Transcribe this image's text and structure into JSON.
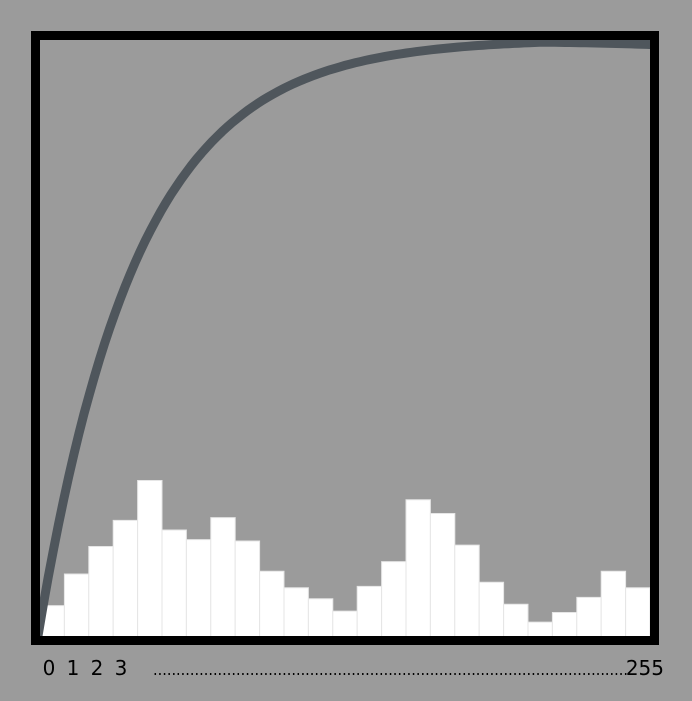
{
  "chart_data": {
    "type": "bar",
    "title": "",
    "xlabel": "",
    "ylabel": "",
    "grid": false,
    "legend": "none",
    "x_tick_labels": [
      "0",
      "1",
      "2",
      "3"
    ],
    "x_end_label": "255",
    "x_ellipsis": ".......................................................................................................",
    "histogram_values": [
      2.5,
      4.8,
      6.8,
      8.7,
      11.6,
      8.0,
      7.3,
      8.9,
      7.2,
      5.0,
      3.8,
      3.0,
      2.1,
      3.9,
      5.7,
      10.2,
      9.2,
      6.9,
      4.2,
      2.6,
      1.3,
      2.0,
      3.1,
      5.0,
      3.8
    ],
    "histogram_max": 12,
    "curve": {
      "description_points": [
        [
          0,
          0
        ],
        [
          0.05,
          0.3
        ],
        [
          0.1,
          0.5
        ],
        [
          0.2,
          0.7
        ],
        [
          0.3,
          0.82
        ],
        [
          0.4,
          0.9
        ],
        [
          0.5,
          0.95
        ],
        [
          0.65,
          0.99
        ],
        [
          0.8,
          1.0
        ],
        [
          1.0,
          0.99
        ]
      ],
      "x_range": [
        0,
        1
      ],
      "y_range": [
        0,
        1
      ]
    },
    "colors": {
      "background": "#9b9b9b",
      "frame": "#000000",
      "bars": "#ffffff",
      "bar_edge": "#e6e6e6",
      "curve": "#4f565c"
    }
  }
}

## What you are asked to do
Strip out the images, then output the records above word for word.

## Written reply
Transcribe this image's text and structure into JSON.
{
  "chart_data": {
    "type": "bar",
    "title": "",
    "xlabel": "",
    "ylabel": "",
    "grid": false,
    "legend": "none",
    "x_tick_labels": [
      "0",
      "1",
      "2",
      "3"
    ],
    "x_end_label": "255",
    "x_ellipsis": ".......................................................................................................",
    "histogram_values": [
      2.5,
      4.8,
      6.8,
      8.7,
      11.6,
      8.0,
      7.3,
      8.9,
      7.2,
      5.0,
      3.8,
      3.0,
      2.1,
      3.9,
      5.7,
      10.2,
      9.2,
      6.9,
      4.2,
      2.6,
      1.3,
      2.0,
      3.1,
      5.0,
      3.8
    ],
    "histogram_max": 12,
    "curve": {
      "description_points": [
        [
          0,
          0
        ],
        [
          0.05,
          0.3
        ],
        [
          0.1,
          0.5
        ],
        [
          0.2,
          0.7
        ],
        [
          0.3,
          0.82
        ],
        [
          0.4,
          0.9
        ],
        [
          0.5,
          0.95
        ],
        [
          0.65,
          0.99
        ],
        [
          0.8,
          1.0
        ],
        [
          1.0,
          0.99
        ]
      ],
      "x_range": [
        0,
        1
      ],
      "y_range": [
        0,
        1
      ]
    },
    "colors": {
      "background": "#9b9b9b",
      "frame": "#000000",
      "bars": "#ffffff",
      "bar_edge": "#e6e6e6",
      "curve": "#4f565c"
    }
  }
}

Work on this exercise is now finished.